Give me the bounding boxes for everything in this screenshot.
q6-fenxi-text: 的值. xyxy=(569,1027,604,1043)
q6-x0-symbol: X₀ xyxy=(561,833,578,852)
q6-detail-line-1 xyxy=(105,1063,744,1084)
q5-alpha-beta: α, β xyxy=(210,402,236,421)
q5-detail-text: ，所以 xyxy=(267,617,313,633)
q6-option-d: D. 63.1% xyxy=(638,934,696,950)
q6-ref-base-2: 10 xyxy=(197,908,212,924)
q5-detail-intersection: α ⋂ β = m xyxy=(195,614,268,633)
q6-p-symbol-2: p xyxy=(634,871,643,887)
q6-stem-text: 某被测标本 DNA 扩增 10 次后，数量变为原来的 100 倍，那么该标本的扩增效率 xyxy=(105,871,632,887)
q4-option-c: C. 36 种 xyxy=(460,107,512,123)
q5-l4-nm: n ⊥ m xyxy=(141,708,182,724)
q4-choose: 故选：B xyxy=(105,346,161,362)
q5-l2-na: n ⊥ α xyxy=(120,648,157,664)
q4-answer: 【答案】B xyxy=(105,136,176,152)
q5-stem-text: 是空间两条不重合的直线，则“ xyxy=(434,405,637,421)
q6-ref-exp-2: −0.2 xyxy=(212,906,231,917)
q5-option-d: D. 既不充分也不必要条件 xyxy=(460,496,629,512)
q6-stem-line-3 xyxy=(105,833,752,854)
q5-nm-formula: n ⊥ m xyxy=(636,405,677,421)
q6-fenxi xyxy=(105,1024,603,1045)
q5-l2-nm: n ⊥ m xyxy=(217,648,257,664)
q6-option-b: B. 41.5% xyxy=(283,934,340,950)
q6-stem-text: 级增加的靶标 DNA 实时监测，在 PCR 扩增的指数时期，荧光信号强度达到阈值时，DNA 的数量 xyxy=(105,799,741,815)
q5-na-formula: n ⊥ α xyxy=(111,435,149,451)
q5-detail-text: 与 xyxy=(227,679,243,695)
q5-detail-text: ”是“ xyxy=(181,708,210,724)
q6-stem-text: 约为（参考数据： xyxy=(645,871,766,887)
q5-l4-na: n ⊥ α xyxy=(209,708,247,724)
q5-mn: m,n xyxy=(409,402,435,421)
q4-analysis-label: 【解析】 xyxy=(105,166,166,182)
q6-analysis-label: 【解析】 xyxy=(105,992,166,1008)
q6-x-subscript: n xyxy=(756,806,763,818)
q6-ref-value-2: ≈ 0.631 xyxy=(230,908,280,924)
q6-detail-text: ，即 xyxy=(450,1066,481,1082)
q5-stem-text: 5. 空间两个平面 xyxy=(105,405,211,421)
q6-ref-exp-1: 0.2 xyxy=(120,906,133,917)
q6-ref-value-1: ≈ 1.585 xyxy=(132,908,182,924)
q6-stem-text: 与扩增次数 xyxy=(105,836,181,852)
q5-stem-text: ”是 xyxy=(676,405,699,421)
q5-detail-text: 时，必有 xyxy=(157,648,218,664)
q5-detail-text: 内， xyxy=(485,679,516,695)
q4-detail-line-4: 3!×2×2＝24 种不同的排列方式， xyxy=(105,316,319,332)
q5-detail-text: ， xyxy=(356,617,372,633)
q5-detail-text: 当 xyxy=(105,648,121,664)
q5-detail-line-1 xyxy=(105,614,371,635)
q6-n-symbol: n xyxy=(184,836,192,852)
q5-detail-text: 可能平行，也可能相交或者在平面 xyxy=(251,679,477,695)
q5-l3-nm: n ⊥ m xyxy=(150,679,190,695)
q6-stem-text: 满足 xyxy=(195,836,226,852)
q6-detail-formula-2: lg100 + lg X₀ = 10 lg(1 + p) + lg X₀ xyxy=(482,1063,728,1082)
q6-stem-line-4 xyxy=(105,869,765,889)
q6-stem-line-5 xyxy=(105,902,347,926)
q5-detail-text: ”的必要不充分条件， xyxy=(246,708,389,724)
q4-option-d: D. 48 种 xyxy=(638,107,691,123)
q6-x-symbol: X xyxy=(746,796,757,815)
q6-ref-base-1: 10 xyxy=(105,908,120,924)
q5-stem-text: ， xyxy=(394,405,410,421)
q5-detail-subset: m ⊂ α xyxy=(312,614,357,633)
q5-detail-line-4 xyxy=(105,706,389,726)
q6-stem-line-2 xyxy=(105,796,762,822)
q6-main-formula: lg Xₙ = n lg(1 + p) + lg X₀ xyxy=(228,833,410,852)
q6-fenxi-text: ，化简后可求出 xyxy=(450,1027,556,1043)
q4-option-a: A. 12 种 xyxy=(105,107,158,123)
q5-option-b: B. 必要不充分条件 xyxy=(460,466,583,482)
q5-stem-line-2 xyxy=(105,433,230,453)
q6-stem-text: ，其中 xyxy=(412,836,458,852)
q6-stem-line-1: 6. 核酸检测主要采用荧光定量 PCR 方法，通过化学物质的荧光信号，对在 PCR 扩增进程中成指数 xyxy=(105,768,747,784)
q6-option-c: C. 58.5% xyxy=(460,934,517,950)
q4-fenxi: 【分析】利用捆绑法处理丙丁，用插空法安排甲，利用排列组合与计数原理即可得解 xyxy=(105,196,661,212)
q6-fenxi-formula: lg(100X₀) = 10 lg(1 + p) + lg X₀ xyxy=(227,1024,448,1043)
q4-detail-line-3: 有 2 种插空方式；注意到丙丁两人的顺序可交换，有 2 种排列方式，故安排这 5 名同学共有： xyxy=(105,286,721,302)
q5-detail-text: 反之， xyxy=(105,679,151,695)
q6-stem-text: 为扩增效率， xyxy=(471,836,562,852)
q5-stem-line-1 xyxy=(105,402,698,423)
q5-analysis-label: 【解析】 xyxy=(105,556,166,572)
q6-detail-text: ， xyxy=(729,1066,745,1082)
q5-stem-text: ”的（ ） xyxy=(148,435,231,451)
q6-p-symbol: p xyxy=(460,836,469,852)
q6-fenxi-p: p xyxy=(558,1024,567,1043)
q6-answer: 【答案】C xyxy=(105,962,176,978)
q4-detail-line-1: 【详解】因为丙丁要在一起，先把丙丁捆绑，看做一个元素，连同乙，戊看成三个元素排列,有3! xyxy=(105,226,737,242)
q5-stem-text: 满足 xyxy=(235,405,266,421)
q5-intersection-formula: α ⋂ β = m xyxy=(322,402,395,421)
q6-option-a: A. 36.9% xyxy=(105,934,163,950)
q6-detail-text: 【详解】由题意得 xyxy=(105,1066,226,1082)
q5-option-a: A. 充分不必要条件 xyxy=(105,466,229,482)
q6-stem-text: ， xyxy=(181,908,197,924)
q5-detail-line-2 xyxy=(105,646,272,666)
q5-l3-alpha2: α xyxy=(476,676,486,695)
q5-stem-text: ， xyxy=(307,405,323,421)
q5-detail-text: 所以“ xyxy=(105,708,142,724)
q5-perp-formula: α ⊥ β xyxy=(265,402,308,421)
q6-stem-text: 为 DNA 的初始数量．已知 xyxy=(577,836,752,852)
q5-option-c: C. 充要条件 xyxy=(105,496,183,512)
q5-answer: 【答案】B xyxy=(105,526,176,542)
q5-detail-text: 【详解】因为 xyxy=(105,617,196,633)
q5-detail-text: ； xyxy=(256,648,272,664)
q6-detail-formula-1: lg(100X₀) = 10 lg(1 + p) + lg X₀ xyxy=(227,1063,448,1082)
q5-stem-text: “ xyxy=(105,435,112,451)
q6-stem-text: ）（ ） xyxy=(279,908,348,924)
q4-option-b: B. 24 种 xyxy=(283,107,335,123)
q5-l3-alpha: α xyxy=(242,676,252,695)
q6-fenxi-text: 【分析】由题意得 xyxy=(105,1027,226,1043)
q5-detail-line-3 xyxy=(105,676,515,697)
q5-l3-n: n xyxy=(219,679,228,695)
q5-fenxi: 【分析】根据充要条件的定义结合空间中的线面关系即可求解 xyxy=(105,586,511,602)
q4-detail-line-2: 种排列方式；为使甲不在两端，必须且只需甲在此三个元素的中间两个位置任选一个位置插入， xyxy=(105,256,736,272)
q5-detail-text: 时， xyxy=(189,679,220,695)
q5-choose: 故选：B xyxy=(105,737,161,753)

• • • • • • •

**EXERCISE TASK**
Reproduce the material from its first line through the line containing "q5-l2-na: n ⊥ α xyxy=(120,648,157,664)", including both of those lines.

**RESPONSE TO THIS EXERCISE**
Give me the bounding boxes for everything in this screenshot.
q6-fenxi-text: 的值. xyxy=(569,1027,604,1043)
q6-x0-symbol: X₀ xyxy=(561,833,578,852)
q6-detail-line-1 xyxy=(105,1063,744,1084)
q5-alpha-beta: α, β xyxy=(210,402,236,421)
q5-detail-text: ，所以 xyxy=(267,617,313,633)
q6-option-d: D. 63.1% xyxy=(638,934,696,950)
q6-ref-base-2: 10 xyxy=(197,908,212,924)
q5-detail-intersection: α ⋂ β = m xyxy=(195,614,268,633)
q6-p-symbol-2: p xyxy=(634,871,643,887)
q6-stem-text: 某被测标本 DNA 扩增 10 次后，数量变为原来的 100 倍，那么该标本的扩增效率 xyxy=(105,871,632,887)
q4-option-c: C. 36 种 xyxy=(460,107,512,123)
q5-l4-nm: n ⊥ m xyxy=(141,708,182,724)
q4-choose: 故选：B xyxy=(105,346,161,362)
q5-l2-na: n ⊥ α xyxy=(120,648,157,664)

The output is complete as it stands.